Records
· · · · ·

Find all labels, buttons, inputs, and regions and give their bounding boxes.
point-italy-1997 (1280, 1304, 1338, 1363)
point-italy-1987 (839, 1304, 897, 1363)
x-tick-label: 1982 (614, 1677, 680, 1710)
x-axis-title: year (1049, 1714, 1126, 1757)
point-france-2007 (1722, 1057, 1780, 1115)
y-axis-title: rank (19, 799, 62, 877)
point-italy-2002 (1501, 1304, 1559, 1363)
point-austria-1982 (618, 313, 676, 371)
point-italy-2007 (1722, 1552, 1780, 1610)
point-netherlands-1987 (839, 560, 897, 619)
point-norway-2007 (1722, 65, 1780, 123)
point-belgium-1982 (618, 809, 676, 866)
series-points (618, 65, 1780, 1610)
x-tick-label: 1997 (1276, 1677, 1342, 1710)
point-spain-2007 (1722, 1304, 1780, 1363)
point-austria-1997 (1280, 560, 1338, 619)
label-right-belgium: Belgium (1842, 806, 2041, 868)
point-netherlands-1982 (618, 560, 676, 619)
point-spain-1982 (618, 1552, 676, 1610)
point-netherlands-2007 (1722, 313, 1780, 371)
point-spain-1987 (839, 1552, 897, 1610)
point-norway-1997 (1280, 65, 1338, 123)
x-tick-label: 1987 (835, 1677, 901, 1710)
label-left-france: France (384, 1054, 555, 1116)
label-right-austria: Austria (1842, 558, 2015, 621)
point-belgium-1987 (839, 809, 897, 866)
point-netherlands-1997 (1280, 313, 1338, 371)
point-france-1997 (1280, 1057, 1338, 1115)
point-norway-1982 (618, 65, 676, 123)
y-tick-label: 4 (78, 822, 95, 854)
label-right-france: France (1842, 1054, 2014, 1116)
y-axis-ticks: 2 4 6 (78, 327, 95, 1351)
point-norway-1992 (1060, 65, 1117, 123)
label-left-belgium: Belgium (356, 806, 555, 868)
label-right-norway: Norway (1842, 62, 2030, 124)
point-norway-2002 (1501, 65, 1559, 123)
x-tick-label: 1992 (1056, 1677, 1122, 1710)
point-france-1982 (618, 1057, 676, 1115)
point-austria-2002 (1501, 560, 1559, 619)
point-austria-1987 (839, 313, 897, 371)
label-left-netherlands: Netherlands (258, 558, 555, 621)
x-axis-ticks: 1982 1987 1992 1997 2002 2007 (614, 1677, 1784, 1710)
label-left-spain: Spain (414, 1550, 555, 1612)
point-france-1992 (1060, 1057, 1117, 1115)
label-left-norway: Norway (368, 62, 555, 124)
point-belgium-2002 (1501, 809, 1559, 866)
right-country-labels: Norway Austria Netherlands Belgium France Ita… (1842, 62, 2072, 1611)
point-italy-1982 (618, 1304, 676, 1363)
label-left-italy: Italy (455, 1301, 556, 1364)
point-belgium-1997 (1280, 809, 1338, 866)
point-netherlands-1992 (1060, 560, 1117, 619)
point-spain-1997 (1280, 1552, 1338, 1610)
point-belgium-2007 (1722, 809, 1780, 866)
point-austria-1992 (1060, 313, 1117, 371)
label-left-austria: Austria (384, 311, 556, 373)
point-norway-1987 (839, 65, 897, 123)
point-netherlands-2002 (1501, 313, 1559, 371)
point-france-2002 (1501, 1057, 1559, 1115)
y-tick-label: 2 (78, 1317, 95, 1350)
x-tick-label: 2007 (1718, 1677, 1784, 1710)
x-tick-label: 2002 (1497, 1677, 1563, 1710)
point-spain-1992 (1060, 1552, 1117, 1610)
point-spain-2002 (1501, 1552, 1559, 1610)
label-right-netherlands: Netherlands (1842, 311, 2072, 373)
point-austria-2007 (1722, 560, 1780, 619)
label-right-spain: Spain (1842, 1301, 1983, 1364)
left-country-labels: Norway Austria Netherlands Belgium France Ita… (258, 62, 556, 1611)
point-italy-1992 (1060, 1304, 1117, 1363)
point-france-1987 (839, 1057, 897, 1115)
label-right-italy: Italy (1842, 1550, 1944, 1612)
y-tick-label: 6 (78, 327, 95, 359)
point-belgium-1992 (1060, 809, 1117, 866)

· · · · ·

TASK DIRECTIONS: Retype the material above line for line, with no changes.

SOLVED PROBLEM:
Find all labels, buttons, inputs, and regions and give their bounding boxes.
point-italy-1997 (1280, 1304, 1338, 1363)
point-italy-1987 (839, 1304, 897, 1363)
x-tick-label: 1982 (614, 1677, 680, 1710)
x-axis-title: year (1049, 1714, 1126, 1757)
point-france-2007 (1722, 1057, 1780, 1115)
y-axis-title: rank (19, 799, 62, 877)
point-italy-2002 (1501, 1304, 1559, 1363)
point-austria-1982 (618, 313, 676, 371)
point-italy-2007 (1722, 1552, 1780, 1610)
point-netherlands-1987 (839, 560, 897, 619)
point-norway-2007 (1722, 65, 1780, 123)
point-belgium-1982 (618, 809, 676, 866)
series-points (618, 65, 1780, 1610)
x-tick-label: 1997 (1276, 1677, 1342, 1710)
point-spain-2007 (1722, 1304, 1780, 1363)
point-austria-1997 (1280, 560, 1338, 619)
label-right-belgium: Belgium (1842, 806, 2041, 868)
point-netherlands-1982 (618, 560, 676, 619)
point-spain-1982 (618, 1552, 676, 1610)
point-netherlands-2007 (1722, 313, 1780, 371)
point-spain-1987 (839, 1552, 897, 1610)
point-norway-1997 (1280, 65, 1338, 123)
x-tick-label: 1987 (835, 1677, 901, 1710)
label-left-france: France (384, 1054, 555, 1116)
label-right-austria: Austria (1842, 558, 2015, 621)
point-belgium-1987 (839, 809, 897, 866)
point-netherlands-1997 (1280, 313, 1338, 371)
point-france-1997 (1280, 1057, 1338, 1115)
point-norway-1982 (618, 65, 676, 123)
y-tick-label: 4 (78, 822, 95, 854)
label-right-france: France (1842, 1054, 2014, 1116)
y-axis-ticks: 2 4 6 (78, 327, 95, 1351)
point-norway-1992 (1060, 65, 1117, 123)
label-left-belgium: Belgium (356, 806, 555, 868)
label-right-norway: Norway (1842, 62, 2030, 124)
point-norway-2002 (1501, 65, 1559, 123)
x-tick-label: 1992 (1056, 1677, 1122, 1710)
point-france-1982 (618, 1057, 676, 1115)
point-austria-2002 (1501, 560, 1559, 619)
point-austria-1987 (839, 313, 897, 371)
label-left-netherlands: Netherlands (258, 558, 555, 621)
x-axis-ticks: 1982 1987 1992 1997 2002 2007 (614, 1677, 1784, 1710)
label-left-spain: Spain (414, 1550, 555, 1612)
point-france-1992 (1060, 1057, 1117, 1115)
label-left-norway: Norway (368, 62, 555, 124)
point-belgium-2002 (1501, 809, 1559, 866)
right-country-labels: Norway Austria Netherlands Belgium France Ita… (1842, 62, 2072, 1611)
point-italy-1982 (618, 1304, 676, 1363)
label-left-italy: Italy (455, 1301, 556, 1364)
point-belgium-1997 (1280, 809, 1338, 866)
point-netherlands-1992 (1060, 560, 1117, 619)
point-spain-1997 (1280, 1552, 1338, 1610)
point-belgium-2007 (1722, 809, 1780, 866)
point-austria-1992 (1060, 313, 1117, 371)
label-left-austria: Austria (384, 311, 556, 373)
point-norway-1987 (839, 65, 897, 123)
point-netherlands-2002 (1501, 313, 1559, 371)
point-france-2002 (1501, 1057, 1559, 1115)
y-tick-label: 2 (78, 1317, 95, 1350)
x-tick-label: 2007 (1718, 1677, 1784, 1710)
x-tick-label: 2002 (1497, 1677, 1563, 1710)
point-spain-1992 (1060, 1552, 1117, 1610)
point-spain-2002 (1501, 1552, 1559, 1610)
label-right-netherlands: Netherlands (1842, 311, 2072, 373)
point-austria-2007 (1722, 560, 1780, 619)
label-right-spain: Spain (1842, 1301, 1983, 1364)
left-country-labels: Norway Austria Netherlands Belgium France Ita… (258, 62, 556, 1611)
point-italy-1992 (1060, 1304, 1117, 1363)
point-france-1987 (839, 1057, 897, 1115)
label-right-italy: Italy (1842, 1550, 1944, 1612)
y-tick-label: 6 (78, 327, 95, 359)
point-belgium-1992 (1060, 809, 1117, 866)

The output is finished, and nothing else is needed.